> [Task input]

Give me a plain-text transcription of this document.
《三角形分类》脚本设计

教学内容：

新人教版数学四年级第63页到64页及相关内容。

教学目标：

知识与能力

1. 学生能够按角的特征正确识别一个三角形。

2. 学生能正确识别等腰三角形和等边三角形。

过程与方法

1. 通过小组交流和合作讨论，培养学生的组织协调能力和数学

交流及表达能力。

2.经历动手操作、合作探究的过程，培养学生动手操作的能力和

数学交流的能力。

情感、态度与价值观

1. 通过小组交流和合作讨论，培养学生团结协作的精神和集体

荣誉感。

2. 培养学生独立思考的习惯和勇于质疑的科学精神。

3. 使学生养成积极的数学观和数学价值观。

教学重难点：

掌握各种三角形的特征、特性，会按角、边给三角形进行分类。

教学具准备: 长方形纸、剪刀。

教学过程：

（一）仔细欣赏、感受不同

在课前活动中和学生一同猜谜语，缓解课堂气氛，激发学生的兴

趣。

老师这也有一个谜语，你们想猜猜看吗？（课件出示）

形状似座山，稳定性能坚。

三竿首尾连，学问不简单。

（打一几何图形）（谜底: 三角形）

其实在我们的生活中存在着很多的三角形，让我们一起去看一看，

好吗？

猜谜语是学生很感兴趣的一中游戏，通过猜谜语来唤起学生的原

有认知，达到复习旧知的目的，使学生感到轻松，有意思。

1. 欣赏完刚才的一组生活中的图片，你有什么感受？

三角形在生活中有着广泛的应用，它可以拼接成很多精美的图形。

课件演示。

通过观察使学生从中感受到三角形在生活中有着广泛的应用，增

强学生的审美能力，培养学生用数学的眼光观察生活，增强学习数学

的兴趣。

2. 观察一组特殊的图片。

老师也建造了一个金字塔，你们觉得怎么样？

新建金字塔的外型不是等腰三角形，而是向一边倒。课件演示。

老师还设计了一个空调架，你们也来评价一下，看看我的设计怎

> [Requirements] Retype each record exactly, leaving nothing out.

> [Solution to this problem]
Give me a plain-text transcription of this document.
《三角形分类》脚本设计

教学内容：

新人教版数学四年级第63页到64页及相关内容。

教学目标：

知识与能力

1. 学生能够按角的特征正确识别一个三角形。

2. 学生能正确识别等腰三角形和等边三角形。

过程与方法

1. 通过小组交流和合作讨论，培养学生的组织协调能力和数学

交流及表达能力。

2.经历动手操作、合作探究的过程，培养学生动手操作的能力和

数学交流的能力。

情感、态度与价值观

1. 通过小组交流和合作讨论，培养学生团结协作的精神和集体

荣誉感。

2. 培养学生独立思考的习惯和勇于质疑的科学精神。

3. 使学生养成积极的数学观和数学价值观。

教学重难点：

掌握各种三角形的特征、特性，会按角、边给三角形进行分类。

教学具准备: 长方形纸、剪刀。

教学过程：

（一）仔细欣赏、感受不同

在课前活动中和学生一同猜谜语，缓解课堂气氛，激发学生的兴

趣。

老师这也有一个谜语，你们想猜猜看吗？（课件出示）

形状似座山，稳定性能坚。

三竿首尾连，学问不简单。

（打一几何图形）（谜底: 三角形）

其实在我们的生活中存在着很多的三角形，让我们一起去看一看，

好吗？

猜谜语是学生很感兴趣的一中游戏，通过猜谜语来唤起学生的原

有认知，达到复习旧知的目的，使学生感到轻松，有意思。

1. 欣赏完刚才的一组生活中的图片，你有什么感受？

三角形在生活中有着广泛的应用，它可以拼接成很多精美的图形。

课件演示。

通过观察使学生从中感受到三角形在生活中有着广泛的应用，增

强学生的审美能力，培养学生用数学的眼光观察生活，增强学习数学

的兴趣。

2. 观察一组特殊的图片。

老师也建造了一个金字塔，你们觉得怎么样？

新建金字塔的外型不是等腰三角形，而是向一边倒。课件演示。

老师还设计了一个空调架，你们也来评价一下，看看我的设计怎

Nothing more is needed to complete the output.